◆ WHAT YOU NEED TO DO ◆
Where a line holds the string "name", return that line.

◆ STORED RECORDS ◆
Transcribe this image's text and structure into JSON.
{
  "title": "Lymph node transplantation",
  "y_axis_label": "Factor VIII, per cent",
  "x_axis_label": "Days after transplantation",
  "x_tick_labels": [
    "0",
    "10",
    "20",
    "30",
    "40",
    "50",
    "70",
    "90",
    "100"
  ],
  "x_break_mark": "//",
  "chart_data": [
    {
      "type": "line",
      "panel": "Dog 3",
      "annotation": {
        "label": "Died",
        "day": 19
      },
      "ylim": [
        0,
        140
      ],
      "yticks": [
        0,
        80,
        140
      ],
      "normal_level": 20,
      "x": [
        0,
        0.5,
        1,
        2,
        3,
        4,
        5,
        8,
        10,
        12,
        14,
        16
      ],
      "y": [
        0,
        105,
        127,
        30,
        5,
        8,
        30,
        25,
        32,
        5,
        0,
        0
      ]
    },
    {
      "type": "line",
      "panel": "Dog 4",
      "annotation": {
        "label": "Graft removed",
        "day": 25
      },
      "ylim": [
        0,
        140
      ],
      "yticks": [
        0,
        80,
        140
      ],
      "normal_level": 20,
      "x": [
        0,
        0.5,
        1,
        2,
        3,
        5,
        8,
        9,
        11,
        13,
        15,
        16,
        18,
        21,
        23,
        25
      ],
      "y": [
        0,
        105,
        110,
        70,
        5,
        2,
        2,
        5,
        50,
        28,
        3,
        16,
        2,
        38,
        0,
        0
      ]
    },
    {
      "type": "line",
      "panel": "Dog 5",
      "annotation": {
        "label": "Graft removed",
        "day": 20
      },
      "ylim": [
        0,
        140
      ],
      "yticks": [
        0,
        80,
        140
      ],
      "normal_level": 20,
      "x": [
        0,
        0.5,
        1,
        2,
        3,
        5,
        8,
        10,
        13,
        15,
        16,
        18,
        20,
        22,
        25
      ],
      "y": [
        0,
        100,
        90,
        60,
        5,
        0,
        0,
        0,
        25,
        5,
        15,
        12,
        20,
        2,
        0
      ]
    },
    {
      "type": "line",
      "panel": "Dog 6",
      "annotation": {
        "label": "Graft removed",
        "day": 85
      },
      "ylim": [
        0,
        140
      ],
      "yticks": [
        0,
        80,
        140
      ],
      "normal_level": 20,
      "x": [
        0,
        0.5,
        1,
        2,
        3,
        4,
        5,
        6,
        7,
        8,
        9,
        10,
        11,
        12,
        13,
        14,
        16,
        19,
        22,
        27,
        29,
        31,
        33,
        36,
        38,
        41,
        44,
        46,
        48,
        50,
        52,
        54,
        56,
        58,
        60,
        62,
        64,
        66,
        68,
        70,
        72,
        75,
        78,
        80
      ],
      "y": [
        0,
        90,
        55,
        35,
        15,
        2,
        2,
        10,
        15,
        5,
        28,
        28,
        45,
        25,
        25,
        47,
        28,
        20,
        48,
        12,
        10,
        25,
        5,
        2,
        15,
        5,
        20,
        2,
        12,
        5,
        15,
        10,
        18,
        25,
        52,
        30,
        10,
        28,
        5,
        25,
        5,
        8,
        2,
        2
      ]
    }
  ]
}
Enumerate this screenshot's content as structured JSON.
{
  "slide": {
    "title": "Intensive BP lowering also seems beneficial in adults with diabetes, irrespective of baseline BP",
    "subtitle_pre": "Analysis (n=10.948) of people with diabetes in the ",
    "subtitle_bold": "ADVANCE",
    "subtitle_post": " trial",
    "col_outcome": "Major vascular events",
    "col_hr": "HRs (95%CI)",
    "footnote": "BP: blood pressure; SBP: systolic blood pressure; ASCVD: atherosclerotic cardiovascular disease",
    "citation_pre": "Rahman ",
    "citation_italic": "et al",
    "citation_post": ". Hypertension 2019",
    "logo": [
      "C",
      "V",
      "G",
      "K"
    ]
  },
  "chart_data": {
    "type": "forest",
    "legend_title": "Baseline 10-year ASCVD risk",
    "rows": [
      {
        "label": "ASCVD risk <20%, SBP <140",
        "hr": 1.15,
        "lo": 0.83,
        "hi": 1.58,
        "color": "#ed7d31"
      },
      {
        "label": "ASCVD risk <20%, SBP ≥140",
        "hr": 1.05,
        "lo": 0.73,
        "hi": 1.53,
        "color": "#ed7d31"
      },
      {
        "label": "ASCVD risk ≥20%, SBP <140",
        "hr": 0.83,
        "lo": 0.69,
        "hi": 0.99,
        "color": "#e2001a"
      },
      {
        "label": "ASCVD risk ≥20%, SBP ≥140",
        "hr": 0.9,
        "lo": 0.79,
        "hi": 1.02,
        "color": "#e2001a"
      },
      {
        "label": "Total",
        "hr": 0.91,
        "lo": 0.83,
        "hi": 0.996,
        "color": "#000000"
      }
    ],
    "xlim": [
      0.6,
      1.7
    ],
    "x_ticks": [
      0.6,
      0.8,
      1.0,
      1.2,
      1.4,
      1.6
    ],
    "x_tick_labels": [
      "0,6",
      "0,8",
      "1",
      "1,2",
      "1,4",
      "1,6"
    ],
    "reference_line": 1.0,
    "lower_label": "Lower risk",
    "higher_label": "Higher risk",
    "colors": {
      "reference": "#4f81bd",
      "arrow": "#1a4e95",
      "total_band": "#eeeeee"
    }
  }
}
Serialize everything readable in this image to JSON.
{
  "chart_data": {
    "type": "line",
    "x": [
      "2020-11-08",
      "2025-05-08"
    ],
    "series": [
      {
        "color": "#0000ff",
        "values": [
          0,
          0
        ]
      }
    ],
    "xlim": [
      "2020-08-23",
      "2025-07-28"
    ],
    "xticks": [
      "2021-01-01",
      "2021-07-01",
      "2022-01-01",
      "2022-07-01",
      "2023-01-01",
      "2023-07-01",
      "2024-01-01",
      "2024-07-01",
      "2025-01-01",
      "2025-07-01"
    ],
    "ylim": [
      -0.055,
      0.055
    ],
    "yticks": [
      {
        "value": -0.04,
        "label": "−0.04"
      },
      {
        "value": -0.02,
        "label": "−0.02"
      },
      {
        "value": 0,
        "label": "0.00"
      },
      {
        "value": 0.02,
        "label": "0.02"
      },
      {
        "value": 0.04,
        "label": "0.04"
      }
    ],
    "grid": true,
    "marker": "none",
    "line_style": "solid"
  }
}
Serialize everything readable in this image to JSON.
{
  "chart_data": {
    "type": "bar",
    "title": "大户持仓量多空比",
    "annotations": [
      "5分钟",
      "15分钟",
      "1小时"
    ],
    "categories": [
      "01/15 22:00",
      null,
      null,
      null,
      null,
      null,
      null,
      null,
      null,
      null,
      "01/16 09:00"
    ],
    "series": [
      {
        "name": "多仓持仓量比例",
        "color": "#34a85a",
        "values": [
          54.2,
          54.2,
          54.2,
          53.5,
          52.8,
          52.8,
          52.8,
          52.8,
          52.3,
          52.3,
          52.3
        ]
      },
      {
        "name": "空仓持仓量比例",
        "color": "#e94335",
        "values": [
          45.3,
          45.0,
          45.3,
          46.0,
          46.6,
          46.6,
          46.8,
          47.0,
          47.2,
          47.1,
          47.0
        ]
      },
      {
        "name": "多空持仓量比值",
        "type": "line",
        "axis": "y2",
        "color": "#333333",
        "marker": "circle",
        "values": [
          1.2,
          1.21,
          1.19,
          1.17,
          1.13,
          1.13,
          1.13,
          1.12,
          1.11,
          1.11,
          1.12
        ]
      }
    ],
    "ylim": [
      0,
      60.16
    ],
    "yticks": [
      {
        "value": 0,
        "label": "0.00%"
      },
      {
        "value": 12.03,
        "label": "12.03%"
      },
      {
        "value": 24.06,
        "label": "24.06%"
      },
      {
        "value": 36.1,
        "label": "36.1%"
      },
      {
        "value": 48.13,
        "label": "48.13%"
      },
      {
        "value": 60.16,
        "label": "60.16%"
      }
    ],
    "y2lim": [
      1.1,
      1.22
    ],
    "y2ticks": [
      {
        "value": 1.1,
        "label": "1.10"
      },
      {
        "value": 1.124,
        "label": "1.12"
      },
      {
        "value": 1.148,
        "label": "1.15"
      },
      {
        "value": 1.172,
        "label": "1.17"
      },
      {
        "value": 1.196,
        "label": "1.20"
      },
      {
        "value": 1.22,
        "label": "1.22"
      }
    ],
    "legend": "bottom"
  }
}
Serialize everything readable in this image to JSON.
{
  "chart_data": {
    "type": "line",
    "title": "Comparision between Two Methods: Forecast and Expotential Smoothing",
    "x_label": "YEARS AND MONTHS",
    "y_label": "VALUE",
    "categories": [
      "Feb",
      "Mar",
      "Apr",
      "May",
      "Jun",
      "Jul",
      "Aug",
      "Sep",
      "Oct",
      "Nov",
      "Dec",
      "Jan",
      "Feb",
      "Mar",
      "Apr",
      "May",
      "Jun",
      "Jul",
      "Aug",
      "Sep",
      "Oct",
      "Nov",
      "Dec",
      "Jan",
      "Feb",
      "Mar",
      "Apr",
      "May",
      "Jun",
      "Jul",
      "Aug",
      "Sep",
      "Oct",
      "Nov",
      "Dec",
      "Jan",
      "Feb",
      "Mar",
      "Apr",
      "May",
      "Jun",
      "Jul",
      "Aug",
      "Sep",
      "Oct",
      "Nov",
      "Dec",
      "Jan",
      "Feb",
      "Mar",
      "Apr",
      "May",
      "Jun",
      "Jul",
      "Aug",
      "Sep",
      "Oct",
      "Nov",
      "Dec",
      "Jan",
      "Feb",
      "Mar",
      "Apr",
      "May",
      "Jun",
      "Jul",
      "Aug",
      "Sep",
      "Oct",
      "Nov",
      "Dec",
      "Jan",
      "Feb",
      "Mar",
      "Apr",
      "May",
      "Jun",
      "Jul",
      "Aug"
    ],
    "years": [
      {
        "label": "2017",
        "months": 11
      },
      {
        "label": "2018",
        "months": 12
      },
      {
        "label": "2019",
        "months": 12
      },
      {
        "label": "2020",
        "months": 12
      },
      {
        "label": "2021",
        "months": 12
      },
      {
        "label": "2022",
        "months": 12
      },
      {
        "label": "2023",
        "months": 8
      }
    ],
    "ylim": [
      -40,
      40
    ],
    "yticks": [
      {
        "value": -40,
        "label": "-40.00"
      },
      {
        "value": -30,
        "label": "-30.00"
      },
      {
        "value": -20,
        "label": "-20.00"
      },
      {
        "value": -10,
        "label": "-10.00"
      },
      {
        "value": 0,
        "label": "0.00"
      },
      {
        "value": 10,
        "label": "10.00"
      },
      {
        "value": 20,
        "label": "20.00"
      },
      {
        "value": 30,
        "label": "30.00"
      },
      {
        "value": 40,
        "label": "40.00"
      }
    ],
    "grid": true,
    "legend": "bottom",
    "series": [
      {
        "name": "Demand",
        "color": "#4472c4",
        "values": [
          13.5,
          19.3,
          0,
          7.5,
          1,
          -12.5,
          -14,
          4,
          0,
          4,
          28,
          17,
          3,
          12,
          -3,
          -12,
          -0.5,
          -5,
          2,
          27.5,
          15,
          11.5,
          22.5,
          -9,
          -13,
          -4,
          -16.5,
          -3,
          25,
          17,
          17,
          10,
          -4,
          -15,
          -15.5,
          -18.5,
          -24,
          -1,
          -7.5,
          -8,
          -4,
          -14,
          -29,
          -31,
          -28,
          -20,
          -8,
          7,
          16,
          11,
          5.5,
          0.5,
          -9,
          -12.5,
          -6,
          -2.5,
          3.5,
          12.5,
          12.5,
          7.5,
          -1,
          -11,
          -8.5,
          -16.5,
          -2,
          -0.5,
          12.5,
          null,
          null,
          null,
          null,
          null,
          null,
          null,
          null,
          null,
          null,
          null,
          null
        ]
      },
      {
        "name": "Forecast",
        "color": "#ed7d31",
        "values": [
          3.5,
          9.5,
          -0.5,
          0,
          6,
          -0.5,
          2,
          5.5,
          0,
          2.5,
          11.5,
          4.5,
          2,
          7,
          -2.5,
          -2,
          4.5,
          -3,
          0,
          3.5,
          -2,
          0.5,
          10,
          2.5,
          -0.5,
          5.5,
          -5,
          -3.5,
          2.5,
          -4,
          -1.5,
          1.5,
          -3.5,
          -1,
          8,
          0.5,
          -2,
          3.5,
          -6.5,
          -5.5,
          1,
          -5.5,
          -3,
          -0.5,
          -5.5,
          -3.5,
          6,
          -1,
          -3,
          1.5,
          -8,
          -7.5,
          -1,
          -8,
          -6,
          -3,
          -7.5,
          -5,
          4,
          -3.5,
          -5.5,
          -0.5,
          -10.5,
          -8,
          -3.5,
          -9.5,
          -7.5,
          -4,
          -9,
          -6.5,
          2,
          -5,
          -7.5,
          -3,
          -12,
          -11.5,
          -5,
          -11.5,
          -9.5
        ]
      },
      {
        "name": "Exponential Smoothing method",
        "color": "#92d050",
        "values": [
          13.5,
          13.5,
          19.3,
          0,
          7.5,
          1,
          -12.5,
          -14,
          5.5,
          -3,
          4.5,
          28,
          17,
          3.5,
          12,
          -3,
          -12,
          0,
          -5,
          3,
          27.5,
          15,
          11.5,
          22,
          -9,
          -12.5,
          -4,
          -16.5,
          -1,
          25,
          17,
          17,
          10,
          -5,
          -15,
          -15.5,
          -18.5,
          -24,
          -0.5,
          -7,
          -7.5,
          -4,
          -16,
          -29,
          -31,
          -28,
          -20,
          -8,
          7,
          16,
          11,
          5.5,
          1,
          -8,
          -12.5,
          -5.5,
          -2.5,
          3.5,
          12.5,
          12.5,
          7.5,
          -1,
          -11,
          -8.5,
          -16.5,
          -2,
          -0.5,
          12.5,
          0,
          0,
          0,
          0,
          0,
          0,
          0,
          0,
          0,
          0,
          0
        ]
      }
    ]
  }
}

◆ EXERCISE OUTPUT ◆
        "name": "多仓持仓量比例",
        "name": "空仓持仓量比例",
        "name": "多空持仓量比值",
        "name": "Demand",
        "name": "Forecast",
        "name": "Exponential Smoothing method",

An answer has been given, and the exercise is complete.